> [Material supplied]
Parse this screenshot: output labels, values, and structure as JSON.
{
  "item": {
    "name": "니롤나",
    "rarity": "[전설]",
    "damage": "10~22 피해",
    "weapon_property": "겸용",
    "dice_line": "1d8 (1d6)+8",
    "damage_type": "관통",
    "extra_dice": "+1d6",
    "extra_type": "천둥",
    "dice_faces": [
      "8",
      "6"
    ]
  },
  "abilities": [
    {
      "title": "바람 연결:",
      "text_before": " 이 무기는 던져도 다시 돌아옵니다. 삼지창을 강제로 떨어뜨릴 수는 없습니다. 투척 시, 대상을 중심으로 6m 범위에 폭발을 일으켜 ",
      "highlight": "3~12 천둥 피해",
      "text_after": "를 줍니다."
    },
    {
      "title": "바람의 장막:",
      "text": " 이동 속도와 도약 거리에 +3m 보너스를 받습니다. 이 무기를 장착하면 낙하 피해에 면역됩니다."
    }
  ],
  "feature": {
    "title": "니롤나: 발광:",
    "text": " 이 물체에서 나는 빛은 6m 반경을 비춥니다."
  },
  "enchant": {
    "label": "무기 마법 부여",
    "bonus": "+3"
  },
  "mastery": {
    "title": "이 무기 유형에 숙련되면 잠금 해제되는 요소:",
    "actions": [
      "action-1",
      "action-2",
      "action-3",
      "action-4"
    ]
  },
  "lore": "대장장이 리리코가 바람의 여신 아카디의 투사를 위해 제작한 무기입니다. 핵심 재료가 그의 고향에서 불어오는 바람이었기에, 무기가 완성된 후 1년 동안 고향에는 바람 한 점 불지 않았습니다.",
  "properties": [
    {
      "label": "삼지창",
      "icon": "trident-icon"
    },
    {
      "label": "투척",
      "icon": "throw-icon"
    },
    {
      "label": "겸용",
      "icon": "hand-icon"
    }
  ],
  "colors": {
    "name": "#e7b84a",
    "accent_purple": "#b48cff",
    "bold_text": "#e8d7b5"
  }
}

> [Set exercise] Find the lines containing "icon" and pull them out.

> [Solved problem]
      "icon": "trident-icon"
      "icon": "throw-icon"
      "icon": "hand-icon"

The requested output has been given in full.